[Exercise] Identify the lines that include the word "Staff", then copy all of them.

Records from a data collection
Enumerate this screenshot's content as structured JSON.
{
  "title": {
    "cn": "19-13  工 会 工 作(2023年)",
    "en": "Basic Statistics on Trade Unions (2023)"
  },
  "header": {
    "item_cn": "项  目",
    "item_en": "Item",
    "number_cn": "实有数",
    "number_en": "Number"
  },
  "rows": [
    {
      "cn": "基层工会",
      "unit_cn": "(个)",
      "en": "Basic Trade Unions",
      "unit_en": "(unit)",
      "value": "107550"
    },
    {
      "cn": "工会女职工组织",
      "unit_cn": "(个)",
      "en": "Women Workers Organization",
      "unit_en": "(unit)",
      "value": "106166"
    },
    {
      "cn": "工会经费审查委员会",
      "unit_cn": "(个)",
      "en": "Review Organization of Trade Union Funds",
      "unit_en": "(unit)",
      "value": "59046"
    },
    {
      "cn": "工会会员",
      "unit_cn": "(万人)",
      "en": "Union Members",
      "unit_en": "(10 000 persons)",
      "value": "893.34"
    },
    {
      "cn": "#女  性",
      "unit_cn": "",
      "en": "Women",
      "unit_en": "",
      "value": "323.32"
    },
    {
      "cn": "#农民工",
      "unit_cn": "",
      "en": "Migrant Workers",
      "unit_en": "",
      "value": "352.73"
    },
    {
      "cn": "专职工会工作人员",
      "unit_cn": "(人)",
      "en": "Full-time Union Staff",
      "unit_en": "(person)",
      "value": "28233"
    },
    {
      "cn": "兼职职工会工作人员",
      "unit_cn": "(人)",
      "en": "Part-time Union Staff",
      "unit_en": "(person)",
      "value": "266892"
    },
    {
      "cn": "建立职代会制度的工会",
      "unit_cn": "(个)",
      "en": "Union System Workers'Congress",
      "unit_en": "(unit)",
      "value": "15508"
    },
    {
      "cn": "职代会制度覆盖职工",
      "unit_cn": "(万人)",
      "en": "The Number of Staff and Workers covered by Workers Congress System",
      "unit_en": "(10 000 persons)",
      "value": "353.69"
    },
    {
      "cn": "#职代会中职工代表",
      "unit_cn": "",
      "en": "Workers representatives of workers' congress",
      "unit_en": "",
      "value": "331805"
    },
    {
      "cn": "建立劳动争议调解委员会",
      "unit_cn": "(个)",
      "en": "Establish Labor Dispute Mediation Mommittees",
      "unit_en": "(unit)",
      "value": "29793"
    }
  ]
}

[Solution to this task]
      "en": "Full-time Union Staff",
      "en": "Part-time Union Staff",
      "en": "The Number of Staff and Workers covered by Workers Congress System",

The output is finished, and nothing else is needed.